OBJECTIVE:
Write out each entry again. Keep every word exactly as it is.

DATASET CONTENT:

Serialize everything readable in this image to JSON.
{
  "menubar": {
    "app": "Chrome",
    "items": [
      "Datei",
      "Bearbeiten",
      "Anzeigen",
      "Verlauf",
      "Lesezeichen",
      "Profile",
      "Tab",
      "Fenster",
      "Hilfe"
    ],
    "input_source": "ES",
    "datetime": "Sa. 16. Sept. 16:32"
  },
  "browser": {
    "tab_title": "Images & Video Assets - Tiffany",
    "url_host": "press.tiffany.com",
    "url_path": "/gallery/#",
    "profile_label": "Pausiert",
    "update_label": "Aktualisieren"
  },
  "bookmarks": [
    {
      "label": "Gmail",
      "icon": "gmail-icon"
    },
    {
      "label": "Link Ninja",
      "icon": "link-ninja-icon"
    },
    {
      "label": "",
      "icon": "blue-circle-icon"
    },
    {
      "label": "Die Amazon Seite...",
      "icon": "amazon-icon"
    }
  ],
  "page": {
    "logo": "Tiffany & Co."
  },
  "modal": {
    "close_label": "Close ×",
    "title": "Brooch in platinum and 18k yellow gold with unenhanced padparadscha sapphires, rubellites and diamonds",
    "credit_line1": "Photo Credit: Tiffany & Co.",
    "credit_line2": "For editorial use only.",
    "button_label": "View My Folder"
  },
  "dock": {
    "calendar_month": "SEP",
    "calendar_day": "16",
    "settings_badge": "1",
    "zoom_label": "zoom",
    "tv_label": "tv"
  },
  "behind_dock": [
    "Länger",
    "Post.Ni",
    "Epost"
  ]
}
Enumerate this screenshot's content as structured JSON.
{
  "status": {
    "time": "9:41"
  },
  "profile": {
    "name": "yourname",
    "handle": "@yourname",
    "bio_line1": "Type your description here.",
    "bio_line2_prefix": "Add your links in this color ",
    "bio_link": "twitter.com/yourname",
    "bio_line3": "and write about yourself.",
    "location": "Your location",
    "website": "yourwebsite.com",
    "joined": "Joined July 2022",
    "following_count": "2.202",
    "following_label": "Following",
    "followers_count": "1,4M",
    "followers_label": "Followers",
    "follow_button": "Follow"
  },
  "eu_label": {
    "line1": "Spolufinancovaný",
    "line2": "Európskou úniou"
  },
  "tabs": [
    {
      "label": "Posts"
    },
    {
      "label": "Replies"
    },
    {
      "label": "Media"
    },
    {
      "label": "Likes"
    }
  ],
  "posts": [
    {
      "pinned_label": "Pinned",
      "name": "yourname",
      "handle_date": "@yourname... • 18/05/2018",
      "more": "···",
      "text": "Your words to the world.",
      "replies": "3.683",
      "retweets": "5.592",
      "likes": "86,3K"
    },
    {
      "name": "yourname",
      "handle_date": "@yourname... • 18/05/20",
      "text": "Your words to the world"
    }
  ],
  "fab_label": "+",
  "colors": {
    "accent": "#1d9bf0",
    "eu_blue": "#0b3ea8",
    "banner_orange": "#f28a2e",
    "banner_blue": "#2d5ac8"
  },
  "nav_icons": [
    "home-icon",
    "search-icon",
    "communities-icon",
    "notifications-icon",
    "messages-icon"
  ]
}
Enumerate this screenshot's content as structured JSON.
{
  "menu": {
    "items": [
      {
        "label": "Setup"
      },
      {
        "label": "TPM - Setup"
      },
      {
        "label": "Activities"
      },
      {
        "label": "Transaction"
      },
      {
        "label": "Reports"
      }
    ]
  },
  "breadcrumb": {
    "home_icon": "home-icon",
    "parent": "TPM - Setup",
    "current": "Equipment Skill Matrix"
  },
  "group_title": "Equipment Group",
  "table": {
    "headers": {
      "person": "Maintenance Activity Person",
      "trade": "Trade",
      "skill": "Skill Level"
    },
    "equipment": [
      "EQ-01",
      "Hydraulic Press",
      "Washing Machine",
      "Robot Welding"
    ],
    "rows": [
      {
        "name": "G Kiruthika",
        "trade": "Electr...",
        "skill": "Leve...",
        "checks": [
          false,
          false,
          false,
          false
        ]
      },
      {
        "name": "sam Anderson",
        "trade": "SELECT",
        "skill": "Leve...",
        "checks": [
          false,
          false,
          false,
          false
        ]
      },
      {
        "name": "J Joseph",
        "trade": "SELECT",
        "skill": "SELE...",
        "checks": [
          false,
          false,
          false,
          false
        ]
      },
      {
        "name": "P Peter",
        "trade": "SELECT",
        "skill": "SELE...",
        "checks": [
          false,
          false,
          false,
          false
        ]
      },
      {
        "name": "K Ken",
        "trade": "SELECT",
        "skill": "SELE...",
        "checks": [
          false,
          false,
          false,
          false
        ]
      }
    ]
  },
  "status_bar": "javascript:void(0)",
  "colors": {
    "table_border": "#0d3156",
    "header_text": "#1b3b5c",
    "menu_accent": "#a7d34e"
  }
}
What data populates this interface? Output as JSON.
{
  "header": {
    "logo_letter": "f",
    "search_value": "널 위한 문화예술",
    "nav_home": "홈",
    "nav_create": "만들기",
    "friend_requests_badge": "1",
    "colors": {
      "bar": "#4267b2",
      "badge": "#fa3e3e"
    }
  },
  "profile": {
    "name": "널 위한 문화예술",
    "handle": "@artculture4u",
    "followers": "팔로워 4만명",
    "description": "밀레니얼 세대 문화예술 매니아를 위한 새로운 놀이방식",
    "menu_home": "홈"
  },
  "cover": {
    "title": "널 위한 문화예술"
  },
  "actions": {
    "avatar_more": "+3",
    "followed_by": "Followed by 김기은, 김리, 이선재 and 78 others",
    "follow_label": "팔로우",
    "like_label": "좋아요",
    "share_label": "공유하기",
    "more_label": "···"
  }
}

OUTPUT FOR THIS TASK:
Serialize everything readable in this image to JSON.
{
  "menubar": {
    "app": "Chrome",
    "items": [
      "Datei",
      "Bearbeiten",
      "Anzeigen",
      "Verlauf",
      "Lesezeichen",
      "Profile",
      "Tab",
      "Fenster",
      "Hilfe"
    ],
    "input_source": "ES",
    "datetime": "Sa. 16. Sept. 16:32"
  },
  "browser": {
    "tab_title": "Images & Video Assets - Tiffany",
    "url_host": "press.tiffany.com",
    "url_path": "/gallery/#",
    "profile_label": "Pausiert",
    "update_label": "Aktualisieren"
  },
  "bookmarks": [
    {
      "label": "Gmail",
      "icon": "gmail-icon"
    },
    {
      "label": "Link Ninja",
      "icon": "link-ninja-icon"
    },
    {
      "label": "",
      "icon": "blue-circle-icon"
    },
    {
      "label": "Die Amazon Seite...",
      "icon": "amazon-icon"
    }
  ],
  "page": {
    "logo": "Tiffany & Co."
  },
  "modal": {
    "close_label": "Close ×",
    "title": "Brooch in platinum and 18k yellow gold with unenhanced padparadscha sapphires, rubellites and diamonds",
    "credit_line1": "Photo Credit: Tiffany & Co.",
    "credit_line2": "For editorial use only.",
    "button_label": "View My Folder"
  },
  "dock": {
    "calendar_month": "SEP",
    "calendar_day": "16",
    "settings_badge": "1",
    "zoom_label": "zoom",
    "tv_label": "tv"
  },
  "behind_dock": [
    "Länger",
    "Post.Ni",
    "Epost"
  ]
}
Enumerate this screenshot's content as structured JSON.
{
  "status": {
    "time": "9:41"
  },
  "profile": {
    "name": "yourname",
    "handle": "@yourname",
    "bio_line1": "Type your description here.",
    "bio_line2_prefix": "Add your links in this color ",
    "bio_link": "twitter.com/yourname",
    "bio_line3": "and write about yourself.",
    "location": "Your location",
    "website": "yourwebsite.com",
    "joined": "Joined July 2022",
    "following_count": "2.202",
    "following_label": "Following",
    "followers_count": "1,4M",
    "followers_label": "Followers",
    "follow_button": "Follow"
  },
  "eu_label": {
    "line1": "Spolufinancovaný",
    "line2": "Európskou úniou"
  },
  "tabs": [
    {
      "label": "Posts"
    },
    {
      "label": "Replies"
    },
    {
      "label": "Media"
    },
    {
      "label": "Likes"
    }
  ],
  "posts": [
    {
      "pinned_label": "Pinned",
      "name": "yourname",
      "handle_date": "@yourname... • 18/05/2018",
      "more": "···",
      "text": "Your words to the world.",
      "replies": "3.683",
      "retweets": "5.592",
      "likes": "86,3K"
    },
    {
      "name": "yourname",
      "handle_date": "@yourname... • 18/05/20",
      "text": "Your words to the world"
    }
  ],
  "fab_label": "+",
  "colors": {
    "accent": "#1d9bf0",
    "eu_blue": "#0b3ea8",
    "banner_orange": "#f28a2e",
    "banner_blue": "#2d5ac8"
  },
  "nav_icons": [
    "home-icon",
    "search-icon",
    "communities-icon",
    "notifications-icon",
    "messages-icon"
  ]
}
Enumerate this screenshot's content as structured JSON.
{
  "menu": {
    "items": [
      {
        "label": "Setup"
      },
      {
        "label": "TPM - Setup"
      },
      {
        "label": "Activities"
      },
      {
        "label": "Transaction"
      },
      {
        "label": "Reports"
      }
    ]
  },
  "breadcrumb": {
    "home_icon": "home-icon",
    "parent": "TPM - Setup",
    "current": "Equipment Skill Matrix"
  },
  "group_title": "Equipment Group",
  "table": {
    "headers": {
      "person": "Maintenance Activity Person",
      "trade": "Trade",
      "skill": "Skill Level"
    },
    "equipment": [
      "EQ-01",
      "Hydraulic Press",
      "Washing Machine",
      "Robot Welding"
    ],
    "rows": [
      {
        "name": "G Kiruthika",
        "trade": "Electr...",
        "skill": "Leve...",
        "checks": [
          false,
          false,
          false,
          false
        ]
      },
      {
        "name": "sam Anderson",
        "trade": "SELECT",
        "skill": "Leve...",
        "checks": [
          false,
          false,
          false,
          false
        ]
      },
      {
        "name": "J Joseph",
        "trade": "SELECT",
        "skill": "SELE...",
        "checks": [
          false,
          false,
          false,
          false
        ]
      },
      {
        "name": "P Peter",
        "trade": "SELECT",
        "skill": "SELE...",
        "checks": [
          false,
          false,
          false,
          false
        ]
      },
      {
        "name": "K Ken",
        "trade": "SELECT",
        "skill": "SELE...",
        "checks": [
          false,
          false,
          false,
          false
        ]
      }
    ]
  },
  "status_bar": "javascript:void(0)",
  "colors": {
    "table_border": "#0d3156",
    "header_text": "#1b3b5c",
    "menu_accent": "#a7d34e"
  }
}
What data populates this interface? Output as JSON.
{
  "header": {
    "logo_letter": "f",
    "search_value": "널 위한 문화예술",
    "nav_home": "홈",
    "nav_create": "만들기",
    "friend_requests_badge": "1",
    "colors": {
      "bar": "#4267b2",
      "badge": "#fa3e3e"
    }
  },
  "profile": {
    "name": "널 위한 문화예술",
    "handle": "@artculture4u",
    "followers": "팔로워 4만명",
    "description": "밀레니얼 세대 문화예술 매니아를 위한 새로운 놀이방식",
    "menu_home": "홈"
  },
  "cover": {
    "title": "널 위한 문화예술"
  },
  "actions": {
    "avatar_more": "+3",
    "followed_by": "Followed by 김기은, 김리, 이선재 and 78 others",
    "follow_label": "팔로우",
    "like_label": "좋아요",
    "share_label": "공유하기",
    "more_label": "···"
  }
}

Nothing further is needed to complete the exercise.